The problem: Set down the records word for word, from their first line up to and including the line that contains "339, 702, 352]".

Data for processing:
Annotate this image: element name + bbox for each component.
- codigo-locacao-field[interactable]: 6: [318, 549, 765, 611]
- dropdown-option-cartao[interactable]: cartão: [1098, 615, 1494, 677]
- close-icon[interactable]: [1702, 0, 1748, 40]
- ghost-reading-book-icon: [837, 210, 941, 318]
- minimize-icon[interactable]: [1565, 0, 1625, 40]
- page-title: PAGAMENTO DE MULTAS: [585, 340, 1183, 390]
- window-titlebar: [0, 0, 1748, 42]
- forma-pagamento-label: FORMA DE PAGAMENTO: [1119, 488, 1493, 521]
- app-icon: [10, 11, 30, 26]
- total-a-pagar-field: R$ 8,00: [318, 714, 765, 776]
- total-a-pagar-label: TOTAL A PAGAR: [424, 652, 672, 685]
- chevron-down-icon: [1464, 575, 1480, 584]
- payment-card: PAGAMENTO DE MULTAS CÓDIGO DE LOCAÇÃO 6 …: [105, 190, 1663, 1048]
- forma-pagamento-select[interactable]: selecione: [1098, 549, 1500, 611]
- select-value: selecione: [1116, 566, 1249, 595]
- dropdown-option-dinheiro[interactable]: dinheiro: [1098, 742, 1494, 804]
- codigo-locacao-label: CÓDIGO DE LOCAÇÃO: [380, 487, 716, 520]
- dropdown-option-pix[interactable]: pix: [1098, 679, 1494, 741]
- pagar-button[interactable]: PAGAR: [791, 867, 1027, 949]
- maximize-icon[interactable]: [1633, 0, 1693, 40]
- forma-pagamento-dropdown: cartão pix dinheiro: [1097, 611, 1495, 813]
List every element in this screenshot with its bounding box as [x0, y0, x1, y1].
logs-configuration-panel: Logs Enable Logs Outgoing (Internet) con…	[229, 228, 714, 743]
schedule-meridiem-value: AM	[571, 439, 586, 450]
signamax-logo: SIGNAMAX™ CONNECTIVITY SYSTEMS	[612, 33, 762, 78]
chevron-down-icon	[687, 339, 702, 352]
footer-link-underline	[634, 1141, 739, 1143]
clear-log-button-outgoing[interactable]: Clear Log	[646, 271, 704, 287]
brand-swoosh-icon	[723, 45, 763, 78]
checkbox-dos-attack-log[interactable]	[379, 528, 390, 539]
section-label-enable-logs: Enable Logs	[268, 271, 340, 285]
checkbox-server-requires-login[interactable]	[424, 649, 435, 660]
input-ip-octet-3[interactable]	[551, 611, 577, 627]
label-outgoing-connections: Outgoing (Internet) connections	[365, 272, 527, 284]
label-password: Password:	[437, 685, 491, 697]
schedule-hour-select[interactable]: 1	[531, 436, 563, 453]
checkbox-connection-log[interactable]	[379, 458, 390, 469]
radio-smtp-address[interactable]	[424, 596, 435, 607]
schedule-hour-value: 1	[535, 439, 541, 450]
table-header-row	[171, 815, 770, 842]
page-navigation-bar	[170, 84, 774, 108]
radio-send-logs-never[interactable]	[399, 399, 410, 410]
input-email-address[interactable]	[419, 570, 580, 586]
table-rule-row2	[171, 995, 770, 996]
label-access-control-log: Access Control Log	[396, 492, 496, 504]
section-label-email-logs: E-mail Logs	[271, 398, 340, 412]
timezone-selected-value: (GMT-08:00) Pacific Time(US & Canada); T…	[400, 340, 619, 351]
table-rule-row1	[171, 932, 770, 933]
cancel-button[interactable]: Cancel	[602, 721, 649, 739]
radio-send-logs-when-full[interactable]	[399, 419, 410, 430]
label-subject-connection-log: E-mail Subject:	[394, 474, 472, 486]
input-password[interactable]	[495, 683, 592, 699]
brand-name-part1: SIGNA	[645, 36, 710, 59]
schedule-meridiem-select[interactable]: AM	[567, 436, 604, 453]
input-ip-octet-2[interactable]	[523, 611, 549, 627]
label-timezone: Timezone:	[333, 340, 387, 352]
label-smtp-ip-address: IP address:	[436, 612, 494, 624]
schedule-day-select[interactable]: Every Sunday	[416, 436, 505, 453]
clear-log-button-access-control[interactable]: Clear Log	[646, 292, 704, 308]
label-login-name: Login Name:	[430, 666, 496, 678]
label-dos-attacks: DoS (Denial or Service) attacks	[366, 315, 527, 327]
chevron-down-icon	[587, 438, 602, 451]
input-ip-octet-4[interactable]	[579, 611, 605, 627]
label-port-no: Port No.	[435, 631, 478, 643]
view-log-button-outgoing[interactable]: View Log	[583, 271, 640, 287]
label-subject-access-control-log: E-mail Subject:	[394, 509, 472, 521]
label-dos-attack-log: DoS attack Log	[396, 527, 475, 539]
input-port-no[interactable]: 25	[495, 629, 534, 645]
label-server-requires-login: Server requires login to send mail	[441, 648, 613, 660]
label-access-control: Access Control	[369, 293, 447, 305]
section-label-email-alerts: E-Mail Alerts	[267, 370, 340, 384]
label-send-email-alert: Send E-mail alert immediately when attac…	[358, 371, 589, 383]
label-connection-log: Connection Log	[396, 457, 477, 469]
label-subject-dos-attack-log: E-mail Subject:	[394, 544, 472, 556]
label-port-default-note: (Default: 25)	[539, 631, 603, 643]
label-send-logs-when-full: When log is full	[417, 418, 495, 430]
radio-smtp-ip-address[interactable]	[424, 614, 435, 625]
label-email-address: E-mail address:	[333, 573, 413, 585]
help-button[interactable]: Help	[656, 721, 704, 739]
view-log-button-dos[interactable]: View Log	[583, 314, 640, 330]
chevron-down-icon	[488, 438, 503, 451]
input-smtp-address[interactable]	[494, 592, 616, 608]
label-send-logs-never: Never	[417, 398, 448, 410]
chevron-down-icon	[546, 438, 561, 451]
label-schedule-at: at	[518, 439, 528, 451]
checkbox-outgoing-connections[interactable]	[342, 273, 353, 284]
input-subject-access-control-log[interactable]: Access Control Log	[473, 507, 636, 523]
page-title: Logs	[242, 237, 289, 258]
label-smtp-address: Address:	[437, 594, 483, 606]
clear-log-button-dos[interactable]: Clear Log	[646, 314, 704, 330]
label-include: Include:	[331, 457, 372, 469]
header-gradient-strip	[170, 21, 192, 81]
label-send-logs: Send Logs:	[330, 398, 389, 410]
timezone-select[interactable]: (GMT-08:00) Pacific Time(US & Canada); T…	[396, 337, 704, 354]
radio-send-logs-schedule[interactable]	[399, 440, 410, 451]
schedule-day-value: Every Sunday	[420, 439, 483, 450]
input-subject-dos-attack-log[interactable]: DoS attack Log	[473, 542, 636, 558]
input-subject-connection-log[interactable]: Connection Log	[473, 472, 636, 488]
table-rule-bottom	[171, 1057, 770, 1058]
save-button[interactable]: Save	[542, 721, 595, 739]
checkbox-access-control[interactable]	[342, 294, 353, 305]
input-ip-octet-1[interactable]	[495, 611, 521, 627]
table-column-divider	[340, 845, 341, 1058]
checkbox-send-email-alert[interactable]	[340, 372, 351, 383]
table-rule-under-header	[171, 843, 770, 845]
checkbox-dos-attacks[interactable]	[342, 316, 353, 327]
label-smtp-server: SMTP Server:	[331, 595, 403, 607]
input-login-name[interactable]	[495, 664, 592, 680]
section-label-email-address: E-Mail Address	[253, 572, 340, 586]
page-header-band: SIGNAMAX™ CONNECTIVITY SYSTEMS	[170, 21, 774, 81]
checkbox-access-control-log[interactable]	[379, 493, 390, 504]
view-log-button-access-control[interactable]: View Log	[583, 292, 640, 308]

Written solution:
Annotate this image: element name + bbox for each component.
- codigo-locacao-field[interactable]: 6: [318, 549, 765, 611]
- dropdown-option-cartao[interactable]: cartão: [1098, 615, 1494, 677]
- close-icon[interactable]: [1702, 0, 1748, 40]
- ghost-reading-book-icon: [837, 210, 941, 318]
- minimize-icon[interactable]: [1565, 0, 1625, 40]
- page-title: PAGAMENTO DE MULTAS: [585, 340, 1183, 390]
- window-titlebar: [0, 0, 1748, 42]
- forma-pagamento-label: FORMA DE PAGAMENTO: [1119, 488, 1493, 521]
- app-icon: [10, 11, 30, 26]
- total-a-pagar-field: R$ 8,00: [318, 714, 765, 776]
- total-a-pagar-label: TOTAL A PAGAR: [424, 652, 672, 685]
- chevron-down-icon: [1464, 575, 1480, 584]
- payment-card: PAGAMENTO DE MULTAS CÓDIGO DE LOCAÇÃO 6 …: [105, 190, 1663, 1048]
- forma-pagamento-select[interactable]: selecione: [1098, 549, 1500, 611]
- select-value: selecione: [1116, 566, 1249, 595]
- dropdown-option-dinheiro[interactable]: dinheiro: [1098, 742, 1494, 804]
- codigo-locacao-label: CÓDIGO DE LOCAÇÃO: [380, 487, 716, 520]
- dropdown-option-pix[interactable]: pix: [1098, 679, 1494, 741]
- pagar-button[interactable]: PAGAR: [791, 867, 1027, 949]
- maximize-icon[interactable]: [1633, 0, 1693, 40]
- forma-pagamento-dropdown: cartão pix dinheiro: [1097, 611, 1495, 813]
List every element in this screenshot with its bounding box as [x0, y0, x1, y1].
logs-configuration-panel: Logs Enable Logs Outgoing (Internet) con…	[229, 228, 714, 743]
schedule-meridiem-value: AM	[571, 439, 586, 450]
signamax-logo: SIGNAMAX™ CONNECTIVITY SYSTEMS	[612, 33, 762, 78]
chevron-down-icon	[687, 339, 702, 352]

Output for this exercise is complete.